BEGIN Record set

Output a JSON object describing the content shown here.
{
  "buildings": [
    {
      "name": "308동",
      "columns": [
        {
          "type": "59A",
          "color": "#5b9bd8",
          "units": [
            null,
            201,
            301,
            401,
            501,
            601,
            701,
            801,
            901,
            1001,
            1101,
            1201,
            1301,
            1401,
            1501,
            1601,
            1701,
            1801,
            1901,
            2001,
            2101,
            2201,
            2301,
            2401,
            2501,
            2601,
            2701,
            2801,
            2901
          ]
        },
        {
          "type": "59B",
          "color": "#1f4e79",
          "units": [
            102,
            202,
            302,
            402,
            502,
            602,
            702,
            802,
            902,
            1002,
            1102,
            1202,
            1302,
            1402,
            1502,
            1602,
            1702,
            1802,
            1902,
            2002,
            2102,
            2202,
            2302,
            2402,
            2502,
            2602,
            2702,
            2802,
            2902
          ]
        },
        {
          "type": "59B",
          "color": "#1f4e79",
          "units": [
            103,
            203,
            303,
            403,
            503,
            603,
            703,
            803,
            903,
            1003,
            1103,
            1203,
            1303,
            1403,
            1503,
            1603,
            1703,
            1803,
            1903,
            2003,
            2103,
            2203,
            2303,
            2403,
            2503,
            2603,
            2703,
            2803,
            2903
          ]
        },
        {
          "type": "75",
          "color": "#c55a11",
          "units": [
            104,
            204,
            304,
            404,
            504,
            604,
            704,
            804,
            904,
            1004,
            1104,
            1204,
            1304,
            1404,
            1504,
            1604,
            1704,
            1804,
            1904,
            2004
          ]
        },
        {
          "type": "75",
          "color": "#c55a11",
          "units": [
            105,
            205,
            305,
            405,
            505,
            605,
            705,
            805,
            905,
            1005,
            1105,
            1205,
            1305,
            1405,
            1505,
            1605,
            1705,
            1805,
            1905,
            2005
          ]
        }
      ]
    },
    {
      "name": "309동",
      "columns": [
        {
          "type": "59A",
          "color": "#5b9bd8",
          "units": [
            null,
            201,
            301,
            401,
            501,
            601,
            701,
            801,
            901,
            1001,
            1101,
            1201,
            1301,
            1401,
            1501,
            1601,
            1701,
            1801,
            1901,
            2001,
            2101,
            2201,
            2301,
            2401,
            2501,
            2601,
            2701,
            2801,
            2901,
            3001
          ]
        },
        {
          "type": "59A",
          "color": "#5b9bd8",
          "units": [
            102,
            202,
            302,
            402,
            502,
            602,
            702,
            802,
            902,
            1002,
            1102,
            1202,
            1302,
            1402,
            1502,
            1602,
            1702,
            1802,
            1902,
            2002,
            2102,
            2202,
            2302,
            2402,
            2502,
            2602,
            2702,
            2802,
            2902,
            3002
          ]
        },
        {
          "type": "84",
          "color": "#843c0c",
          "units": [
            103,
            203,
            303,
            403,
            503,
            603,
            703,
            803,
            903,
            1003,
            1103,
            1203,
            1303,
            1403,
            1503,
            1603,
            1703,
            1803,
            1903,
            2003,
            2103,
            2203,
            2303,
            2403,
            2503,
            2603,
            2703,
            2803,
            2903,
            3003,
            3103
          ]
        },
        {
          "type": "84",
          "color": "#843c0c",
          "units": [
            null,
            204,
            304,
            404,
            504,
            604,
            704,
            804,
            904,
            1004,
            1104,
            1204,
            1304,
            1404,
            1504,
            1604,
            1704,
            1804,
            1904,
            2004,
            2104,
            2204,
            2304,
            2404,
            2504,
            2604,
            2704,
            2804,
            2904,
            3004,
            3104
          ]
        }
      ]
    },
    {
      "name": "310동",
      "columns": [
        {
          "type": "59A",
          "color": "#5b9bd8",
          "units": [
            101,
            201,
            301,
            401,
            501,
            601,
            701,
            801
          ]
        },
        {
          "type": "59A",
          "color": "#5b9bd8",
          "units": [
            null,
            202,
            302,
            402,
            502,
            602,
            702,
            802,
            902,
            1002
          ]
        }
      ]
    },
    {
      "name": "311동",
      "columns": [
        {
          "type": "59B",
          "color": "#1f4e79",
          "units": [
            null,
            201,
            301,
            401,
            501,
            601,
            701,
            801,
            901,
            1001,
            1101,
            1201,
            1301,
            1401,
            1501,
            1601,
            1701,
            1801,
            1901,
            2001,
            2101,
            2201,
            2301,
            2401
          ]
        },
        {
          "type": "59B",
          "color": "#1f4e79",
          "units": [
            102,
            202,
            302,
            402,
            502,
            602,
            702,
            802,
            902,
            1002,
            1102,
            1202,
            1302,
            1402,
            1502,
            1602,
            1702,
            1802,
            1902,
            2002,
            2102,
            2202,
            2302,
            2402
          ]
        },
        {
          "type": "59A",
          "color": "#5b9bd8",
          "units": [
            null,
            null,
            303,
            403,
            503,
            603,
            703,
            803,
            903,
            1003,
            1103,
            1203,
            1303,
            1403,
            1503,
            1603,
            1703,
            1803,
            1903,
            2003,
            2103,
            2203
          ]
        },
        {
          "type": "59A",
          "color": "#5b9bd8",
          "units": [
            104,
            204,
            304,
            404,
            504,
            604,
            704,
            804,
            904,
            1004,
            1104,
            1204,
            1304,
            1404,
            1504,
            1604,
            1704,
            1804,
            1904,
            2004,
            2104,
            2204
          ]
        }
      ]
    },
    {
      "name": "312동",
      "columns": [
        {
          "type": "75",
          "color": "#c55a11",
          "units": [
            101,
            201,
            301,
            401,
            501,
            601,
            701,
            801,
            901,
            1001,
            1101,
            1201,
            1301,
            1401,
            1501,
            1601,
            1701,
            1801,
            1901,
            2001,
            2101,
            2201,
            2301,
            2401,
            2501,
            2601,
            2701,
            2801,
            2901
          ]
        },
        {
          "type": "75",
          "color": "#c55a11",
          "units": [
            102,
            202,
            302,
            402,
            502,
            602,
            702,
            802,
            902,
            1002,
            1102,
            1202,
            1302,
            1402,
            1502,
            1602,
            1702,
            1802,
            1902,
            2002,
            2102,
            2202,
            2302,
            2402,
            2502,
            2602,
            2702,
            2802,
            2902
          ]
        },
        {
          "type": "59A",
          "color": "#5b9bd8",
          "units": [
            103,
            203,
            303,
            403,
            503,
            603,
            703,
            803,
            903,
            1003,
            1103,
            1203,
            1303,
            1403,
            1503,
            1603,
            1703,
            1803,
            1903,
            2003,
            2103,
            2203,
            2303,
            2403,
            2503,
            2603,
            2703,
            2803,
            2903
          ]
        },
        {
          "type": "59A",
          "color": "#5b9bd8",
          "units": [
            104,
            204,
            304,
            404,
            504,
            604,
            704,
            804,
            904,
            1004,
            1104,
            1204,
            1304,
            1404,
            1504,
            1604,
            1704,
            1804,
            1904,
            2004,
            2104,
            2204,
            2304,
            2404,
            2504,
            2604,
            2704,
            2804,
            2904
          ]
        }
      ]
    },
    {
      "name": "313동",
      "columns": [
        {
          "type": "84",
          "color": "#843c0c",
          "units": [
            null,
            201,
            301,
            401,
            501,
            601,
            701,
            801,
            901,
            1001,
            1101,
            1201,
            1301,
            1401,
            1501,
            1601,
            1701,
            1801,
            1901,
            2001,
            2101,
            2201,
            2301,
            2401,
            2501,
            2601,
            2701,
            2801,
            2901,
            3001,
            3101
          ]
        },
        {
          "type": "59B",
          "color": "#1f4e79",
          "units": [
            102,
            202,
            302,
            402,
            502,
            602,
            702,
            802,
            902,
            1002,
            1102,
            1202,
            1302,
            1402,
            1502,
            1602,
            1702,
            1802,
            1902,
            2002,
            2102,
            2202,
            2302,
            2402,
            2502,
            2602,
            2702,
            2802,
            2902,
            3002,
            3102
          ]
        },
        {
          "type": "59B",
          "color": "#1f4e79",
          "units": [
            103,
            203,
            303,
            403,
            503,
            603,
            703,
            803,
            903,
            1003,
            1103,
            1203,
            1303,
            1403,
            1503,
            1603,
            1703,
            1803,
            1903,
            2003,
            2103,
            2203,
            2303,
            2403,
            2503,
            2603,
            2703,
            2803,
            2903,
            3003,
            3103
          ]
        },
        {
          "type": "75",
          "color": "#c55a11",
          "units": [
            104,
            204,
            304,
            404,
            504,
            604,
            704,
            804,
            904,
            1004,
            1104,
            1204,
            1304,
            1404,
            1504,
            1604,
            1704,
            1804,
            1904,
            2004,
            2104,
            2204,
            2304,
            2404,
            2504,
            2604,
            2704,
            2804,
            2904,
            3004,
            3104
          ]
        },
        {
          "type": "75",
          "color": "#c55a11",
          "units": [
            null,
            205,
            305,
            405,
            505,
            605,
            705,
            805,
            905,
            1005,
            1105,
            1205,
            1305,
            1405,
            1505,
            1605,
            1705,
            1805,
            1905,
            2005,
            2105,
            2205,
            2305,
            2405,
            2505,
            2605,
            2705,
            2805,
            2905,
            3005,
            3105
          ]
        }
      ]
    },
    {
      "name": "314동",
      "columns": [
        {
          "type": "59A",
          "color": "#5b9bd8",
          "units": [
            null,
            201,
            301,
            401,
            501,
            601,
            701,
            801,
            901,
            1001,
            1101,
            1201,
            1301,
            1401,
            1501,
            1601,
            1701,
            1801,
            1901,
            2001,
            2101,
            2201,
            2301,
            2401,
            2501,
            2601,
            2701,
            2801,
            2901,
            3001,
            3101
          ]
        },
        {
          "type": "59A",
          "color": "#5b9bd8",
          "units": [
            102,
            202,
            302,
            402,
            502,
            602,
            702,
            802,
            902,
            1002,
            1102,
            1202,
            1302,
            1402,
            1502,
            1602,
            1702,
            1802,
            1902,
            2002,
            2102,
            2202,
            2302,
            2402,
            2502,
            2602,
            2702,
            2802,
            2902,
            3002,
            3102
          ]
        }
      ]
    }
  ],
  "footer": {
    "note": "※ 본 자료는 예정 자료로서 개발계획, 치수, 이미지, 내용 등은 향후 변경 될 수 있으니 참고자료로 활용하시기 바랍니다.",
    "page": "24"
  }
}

END Record set

What is asked: Find each line holding the word "name" and copy it.

Exercise answer:
      "name": "308동",
      "name": "309동",
      "name": "310동",
      "name": "311동",
      "name": "312동",
      "name": "313동",
      "name": "314동",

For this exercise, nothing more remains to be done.